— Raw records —
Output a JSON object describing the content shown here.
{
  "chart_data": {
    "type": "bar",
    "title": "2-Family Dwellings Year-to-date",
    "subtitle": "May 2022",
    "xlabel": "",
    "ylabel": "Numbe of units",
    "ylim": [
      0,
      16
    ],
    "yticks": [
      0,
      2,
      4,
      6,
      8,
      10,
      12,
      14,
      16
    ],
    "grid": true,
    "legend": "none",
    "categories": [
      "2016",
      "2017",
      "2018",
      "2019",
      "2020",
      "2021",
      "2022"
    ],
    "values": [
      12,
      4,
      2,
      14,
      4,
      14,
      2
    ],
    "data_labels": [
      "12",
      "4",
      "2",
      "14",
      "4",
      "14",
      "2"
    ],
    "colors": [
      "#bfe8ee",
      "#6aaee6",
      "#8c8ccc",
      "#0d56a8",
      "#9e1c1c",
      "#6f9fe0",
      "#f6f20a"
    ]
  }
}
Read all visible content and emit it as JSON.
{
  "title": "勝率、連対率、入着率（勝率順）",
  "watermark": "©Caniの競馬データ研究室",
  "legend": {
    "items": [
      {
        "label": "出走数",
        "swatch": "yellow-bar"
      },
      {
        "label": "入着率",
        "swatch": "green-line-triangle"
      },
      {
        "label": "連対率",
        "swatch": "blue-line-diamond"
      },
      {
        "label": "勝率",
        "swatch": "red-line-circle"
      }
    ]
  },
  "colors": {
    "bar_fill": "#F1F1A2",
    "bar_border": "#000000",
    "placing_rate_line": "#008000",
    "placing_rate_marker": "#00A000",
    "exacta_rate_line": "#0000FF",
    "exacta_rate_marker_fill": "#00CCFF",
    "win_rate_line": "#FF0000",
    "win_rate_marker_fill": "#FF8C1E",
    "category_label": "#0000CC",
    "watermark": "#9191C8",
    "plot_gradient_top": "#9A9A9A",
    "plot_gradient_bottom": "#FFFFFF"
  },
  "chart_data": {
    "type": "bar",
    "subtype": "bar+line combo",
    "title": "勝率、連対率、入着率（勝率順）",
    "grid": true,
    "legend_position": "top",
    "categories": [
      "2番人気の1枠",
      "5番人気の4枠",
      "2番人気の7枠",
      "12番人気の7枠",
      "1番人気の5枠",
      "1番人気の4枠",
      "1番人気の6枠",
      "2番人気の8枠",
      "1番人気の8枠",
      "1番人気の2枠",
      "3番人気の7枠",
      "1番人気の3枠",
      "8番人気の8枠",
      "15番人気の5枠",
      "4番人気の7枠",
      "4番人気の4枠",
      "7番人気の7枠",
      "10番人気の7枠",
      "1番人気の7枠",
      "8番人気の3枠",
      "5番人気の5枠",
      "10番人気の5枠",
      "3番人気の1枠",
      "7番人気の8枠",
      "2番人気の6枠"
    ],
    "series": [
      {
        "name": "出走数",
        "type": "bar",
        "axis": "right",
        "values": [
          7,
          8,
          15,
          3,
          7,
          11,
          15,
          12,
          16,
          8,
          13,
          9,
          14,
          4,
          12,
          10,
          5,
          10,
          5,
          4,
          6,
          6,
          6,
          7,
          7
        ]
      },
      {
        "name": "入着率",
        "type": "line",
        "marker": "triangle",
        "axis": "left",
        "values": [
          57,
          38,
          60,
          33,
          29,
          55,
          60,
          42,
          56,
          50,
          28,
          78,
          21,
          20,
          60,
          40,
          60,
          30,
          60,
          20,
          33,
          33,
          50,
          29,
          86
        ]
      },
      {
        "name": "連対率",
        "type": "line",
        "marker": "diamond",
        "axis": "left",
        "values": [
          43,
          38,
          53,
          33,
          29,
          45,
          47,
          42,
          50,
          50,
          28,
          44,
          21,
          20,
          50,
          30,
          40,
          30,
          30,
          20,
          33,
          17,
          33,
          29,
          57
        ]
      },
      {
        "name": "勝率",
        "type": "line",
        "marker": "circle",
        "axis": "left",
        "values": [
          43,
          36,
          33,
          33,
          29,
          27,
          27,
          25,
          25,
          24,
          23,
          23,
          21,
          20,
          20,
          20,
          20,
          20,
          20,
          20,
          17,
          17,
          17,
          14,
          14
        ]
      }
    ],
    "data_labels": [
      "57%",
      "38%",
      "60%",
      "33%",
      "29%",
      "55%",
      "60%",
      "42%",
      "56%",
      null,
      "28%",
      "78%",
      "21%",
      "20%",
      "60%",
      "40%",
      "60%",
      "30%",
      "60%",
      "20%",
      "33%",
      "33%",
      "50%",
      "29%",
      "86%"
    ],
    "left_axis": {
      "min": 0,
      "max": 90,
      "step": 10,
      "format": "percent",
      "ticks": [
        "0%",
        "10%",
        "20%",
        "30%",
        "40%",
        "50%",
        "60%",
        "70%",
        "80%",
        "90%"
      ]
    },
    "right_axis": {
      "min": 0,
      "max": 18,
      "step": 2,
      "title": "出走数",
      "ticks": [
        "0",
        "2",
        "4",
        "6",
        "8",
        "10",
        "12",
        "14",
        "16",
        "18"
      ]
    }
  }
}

— TASK OBJECTIVE —
Write out the entries in full, exactly as given.

— THE RESPONSE —
Output a JSON object describing the content shown here.
{
  "chart_data": {
    "type": "bar",
    "title": "2-Family Dwellings Year-to-date",
    "subtitle": "May 2022",
    "xlabel": "",
    "ylabel": "Numbe of units",
    "ylim": [
      0,
      16
    ],
    "yticks": [
      0,
      2,
      4,
      6,
      8,
      10,
      12,
      14,
      16
    ],
    "grid": true,
    "legend": "none",
    "categories": [
      "2016",
      "2017",
      "2018",
      "2019",
      "2020",
      "2021",
      "2022"
    ],
    "values": [
      12,
      4,
      2,
      14,
      4,
      14,
      2
    ],
    "data_labels": [
      "12",
      "4",
      "2",
      "14",
      "4",
      "14",
      "2"
    ],
    "colors": [
      "#bfe8ee",
      "#6aaee6",
      "#8c8ccc",
      "#0d56a8",
      "#9e1c1c",
      "#6f9fe0",
      "#f6f20a"
    ]
  }
}
Read all visible content and emit it as JSON.
{
  "title": "勝率、連対率、入着率（勝率順）",
  "watermark": "©Caniの競馬データ研究室",
  "legend": {
    "items": [
      {
        "label": "出走数",
        "swatch": "yellow-bar"
      },
      {
        "label": "入着率",
        "swatch": "green-line-triangle"
      },
      {
        "label": "連対率",
        "swatch": "blue-line-diamond"
      },
      {
        "label": "勝率",
        "swatch": "red-line-circle"
      }
    ]
  },
  "colors": {
    "bar_fill": "#F1F1A2",
    "bar_border": "#000000",
    "placing_rate_line": "#008000",
    "placing_rate_marker": "#00A000",
    "exacta_rate_line": "#0000FF",
    "exacta_rate_marker_fill": "#00CCFF",
    "win_rate_line": "#FF0000",
    "win_rate_marker_fill": "#FF8C1E",
    "category_label": "#0000CC",
    "watermark": "#9191C8",
    "plot_gradient_top": "#9A9A9A",
    "plot_gradient_bottom": "#FFFFFF"
  },
  "chart_data": {
    "type": "bar",
    "subtype": "bar+line combo",
    "title": "勝率、連対率、入着率（勝率順）",
    "grid": true,
    "legend_position": "top",
    "categories": [
      "2番人気の1枠",
      "5番人気の4枠",
      "2番人気の7枠",
      "12番人気の7枠",
      "1番人気の5枠",
      "1番人気の4枠",
      "1番人気の6枠",
      "2番人気の8枠",
      "1番人気の8枠",
      "1番人気の2枠",
      "3番人気の7枠",
      "1番人気の3枠",
      "8番人気の8枠",
      "15番人気の5枠",
      "4番人気の7枠",
      "4番人気の4枠",
      "7番人気の7枠",
      "10番人気の7枠",
      "1番人気の7枠",
      "8番人気の3枠",
      "5番人気の5枠",
      "10番人気の5枠",
      "3番人気の1枠",
      "7番人気の8枠",
      "2番人気の6枠"
    ],
    "series": [
      {
        "name": "出走数",
        "type": "bar",
        "axis": "right",
        "values": [
          7,
          8,
          15,
          3,
          7,
          11,
          15,
          12,
          16,
          8,
          13,
          9,
          14,
          4,
          12,
          10,
          5,
          10,
          5,
          4,
          6,
          6,
          6,
          7,
          7
        ]
      },
      {
        "name": "入着率",
        "type": "line",
        "marker": "triangle",
        "axis": "left",
        "values": [
          57,
          38,
          60,
          33,
          29,
          55,
          60,
          42,
          56,
          50,
          28,
          78,
          21,
          20,
          60,
          40,
          60,
          30,
          60,
          20,
          33,
          33,
          50,
          29,
          86
        ]
      },
      {
        "name": "連対率",
        "type": "line",
        "marker": "diamond",
        "axis": "left",
        "values": [
          43,
          38,
          53,
          33,
          29,
          45,
          47,
          42,
          50,
          50,
          28,
          44,
          21,
          20,
          50,
          30,
          40,
          30,
          30,
          20,
          33,
          17,
          33,
          29,
          57
        ]
      },
      {
        "name": "勝率",
        "type": "line",
        "marker": "circle",
        "axis": "left",
        "values": [
          43,
          36,
          33,
          33,
          29,
          27,
          27,
          25,
          25,
          24,
          23,
          23,
          21,
          20,
          20,
          20,
          20,
          20,
          20,
          20,
          17,
          17,
          17,
          14,
          14
        ]
      }
    ],
    "data_labels": [
      "57%",
      "38%",
      "60%",
      "33%",
      "29%",
      "55%",
      "60%",
      "42%",
      "56%",
      null,
      "28%",
      "78%",
      "21%",
      "20%",
      "60%",
      "40%",
      "60%",
      "30%",
      "60%",
      "20%",
      "33%",
      "33%",
      "50%",
      "29%",
      "86%"
    ],
    "left_axis": {
      "min": 0,
      "max": 90,
      "step": 10,
      "format": "percent",
      "ticks": [
        "0%",
        "10%",
        "20%",
        "30%",
        "40%",
        "50%",
        "60%",
        "70%",
        "80%",
        "90%"
      ]
    },
    "right_axis": {
      "min": 0,
      "max": 18,
      "step": 2,
      "title": "出走数",
      "ticks": [
        "0",
        "2",
        "4",
        "6",
        "8",
        "10",
        "12",
        "14",
        "16",
        "18"
      ]
    }
  }
}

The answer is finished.